• **POLECENIE 1**:
Pod czyim przewodnictwem sprawowana jest Msza Święta w katedrze siedleckiej według tekstu o pielgrzymce?
• **POLECENIE 2**:
Wypisz z tekstu o pielgrzymce wszystkie wyrazy będące nazwami geograficznymi lub od nich utworzone, w formie, w jakiej w nim występują.
• **POLECENIE 3**:
Streść tekst o pielgrzymce w dwóch zdaniach.

Odnawiać się duchem w swoim myśleniu…

O
Niech będzie pochwalony Jezus Chrystus! Moi Drodzy, dzisiaj w katedrze siedleckiej oficjalne rozpoczęcie 35 Pieszej Pielgrzymki Podlaskiej – Mszą Świętą, sprawowaną pod przewodnictwem Biskupa Kazimierza Gurdy. Właśnie ta Msza Święta jest uważana za oficjalne rozpoczęcie pielgrzymowania z naszej Diecezji, chociaż wszystkie Grupy wyruszają od siebie i zejście się na jedną trasę następuje dopiero w Diecezji radomskiej. A pierwsza Grupa, z Włodawy, wyruszyła już 31 lipca. Niemniej jednak, właśnie dzisiaj ma miejsce oficjalne rozpoczęcie. Niech Pan błogosławi Pielgrzymom, a ich trud niech przyniesie błogosławione owoce im samym i ich bliskim.

• **DOSTARCZONE DANE**:

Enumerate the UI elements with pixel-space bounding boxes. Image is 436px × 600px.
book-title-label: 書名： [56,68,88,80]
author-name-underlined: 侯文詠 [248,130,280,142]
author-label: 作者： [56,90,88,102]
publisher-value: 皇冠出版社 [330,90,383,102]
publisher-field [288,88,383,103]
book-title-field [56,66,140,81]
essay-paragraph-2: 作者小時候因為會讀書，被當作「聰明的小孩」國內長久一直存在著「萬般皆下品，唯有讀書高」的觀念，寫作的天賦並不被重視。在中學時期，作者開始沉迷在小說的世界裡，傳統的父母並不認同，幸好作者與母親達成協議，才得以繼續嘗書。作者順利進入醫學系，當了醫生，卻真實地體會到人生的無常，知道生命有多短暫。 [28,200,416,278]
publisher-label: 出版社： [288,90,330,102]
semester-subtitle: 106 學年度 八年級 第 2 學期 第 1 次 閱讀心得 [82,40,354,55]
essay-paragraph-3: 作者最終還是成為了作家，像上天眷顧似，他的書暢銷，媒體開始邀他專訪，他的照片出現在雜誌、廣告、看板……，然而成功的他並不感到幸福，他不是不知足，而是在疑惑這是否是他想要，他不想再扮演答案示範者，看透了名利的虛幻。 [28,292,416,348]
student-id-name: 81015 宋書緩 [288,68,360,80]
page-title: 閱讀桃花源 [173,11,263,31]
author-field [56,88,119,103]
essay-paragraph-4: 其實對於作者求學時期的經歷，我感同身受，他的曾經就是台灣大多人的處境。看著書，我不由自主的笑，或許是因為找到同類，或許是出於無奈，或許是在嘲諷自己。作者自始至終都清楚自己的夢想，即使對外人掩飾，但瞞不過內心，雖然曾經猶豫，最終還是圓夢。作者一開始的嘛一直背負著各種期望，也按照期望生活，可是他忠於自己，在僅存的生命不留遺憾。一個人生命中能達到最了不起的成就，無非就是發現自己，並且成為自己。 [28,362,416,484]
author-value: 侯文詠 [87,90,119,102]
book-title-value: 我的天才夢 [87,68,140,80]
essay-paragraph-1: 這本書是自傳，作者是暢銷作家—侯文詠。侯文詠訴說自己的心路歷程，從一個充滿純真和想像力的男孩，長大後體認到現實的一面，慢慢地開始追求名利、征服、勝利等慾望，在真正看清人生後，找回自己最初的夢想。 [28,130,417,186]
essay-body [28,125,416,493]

• **ROZWIĄZANIE ZADANIA 1**:
Pod przewodnictwem Biskupa Kazimierza Gurdy.

• **ROZWIĄZANIE ZADANIA 2**:
siedleckiej, Podlaskiej, radomskiej, Włodawy

• **ROZWIĄZANIE ZADANIA 3**:
Mszą Świętą w katedrze siedleckiej pod przewodnictwem Biskupa Kazimierza Gurdy następuje oficjalne rozpoczęcie 35 Pieszej Pielgrzymki Podlaskiej, choć grupy wyruszają osobno i łączą się na jednej trasie dopiero w Diecezji radomskiej, a pierwsza z nich, z Włodawy, wyszła już 31 lipca. Autor prosi Pana o błogosławieństwo dla pielgrzymów i o błogosławione owoce ich trudu dla nich samych i ich bliskich.